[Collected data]
- - -

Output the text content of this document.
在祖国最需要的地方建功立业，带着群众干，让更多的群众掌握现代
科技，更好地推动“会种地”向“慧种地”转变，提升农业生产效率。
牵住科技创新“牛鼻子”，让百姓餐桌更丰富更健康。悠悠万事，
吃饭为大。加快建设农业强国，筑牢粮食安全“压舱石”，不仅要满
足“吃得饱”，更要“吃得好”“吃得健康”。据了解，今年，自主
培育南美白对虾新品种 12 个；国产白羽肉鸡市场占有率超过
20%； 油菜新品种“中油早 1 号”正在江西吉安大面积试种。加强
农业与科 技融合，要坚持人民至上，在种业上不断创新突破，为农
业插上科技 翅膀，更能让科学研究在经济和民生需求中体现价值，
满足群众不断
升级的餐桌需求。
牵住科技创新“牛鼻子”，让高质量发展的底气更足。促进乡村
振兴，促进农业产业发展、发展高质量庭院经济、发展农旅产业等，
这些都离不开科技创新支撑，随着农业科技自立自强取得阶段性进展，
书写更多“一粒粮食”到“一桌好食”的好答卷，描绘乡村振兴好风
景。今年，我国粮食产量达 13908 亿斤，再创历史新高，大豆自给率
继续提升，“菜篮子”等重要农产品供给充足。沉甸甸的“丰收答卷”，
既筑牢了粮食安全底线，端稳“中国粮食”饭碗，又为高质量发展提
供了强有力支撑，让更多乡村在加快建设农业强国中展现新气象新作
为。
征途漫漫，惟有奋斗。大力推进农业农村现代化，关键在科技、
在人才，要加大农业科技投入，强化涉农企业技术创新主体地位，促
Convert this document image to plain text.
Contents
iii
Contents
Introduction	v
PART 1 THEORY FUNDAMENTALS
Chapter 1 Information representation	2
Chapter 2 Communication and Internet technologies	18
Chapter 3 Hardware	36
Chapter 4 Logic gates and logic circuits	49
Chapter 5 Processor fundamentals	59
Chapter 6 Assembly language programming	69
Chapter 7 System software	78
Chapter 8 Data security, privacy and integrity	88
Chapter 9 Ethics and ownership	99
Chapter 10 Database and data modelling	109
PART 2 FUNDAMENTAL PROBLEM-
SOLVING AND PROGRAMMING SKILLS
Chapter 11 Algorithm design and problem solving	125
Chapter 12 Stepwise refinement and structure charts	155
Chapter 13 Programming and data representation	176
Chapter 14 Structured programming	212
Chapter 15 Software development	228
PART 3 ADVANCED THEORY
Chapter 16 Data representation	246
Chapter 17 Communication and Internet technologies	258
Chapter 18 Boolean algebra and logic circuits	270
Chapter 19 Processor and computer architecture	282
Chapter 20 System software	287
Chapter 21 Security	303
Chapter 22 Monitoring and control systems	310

- - -

▸ What you will do:
Make a copy of each line that contains the string "this".

▸ Answer for the task:
Output the text content of this document.
Convert this document image to plain text.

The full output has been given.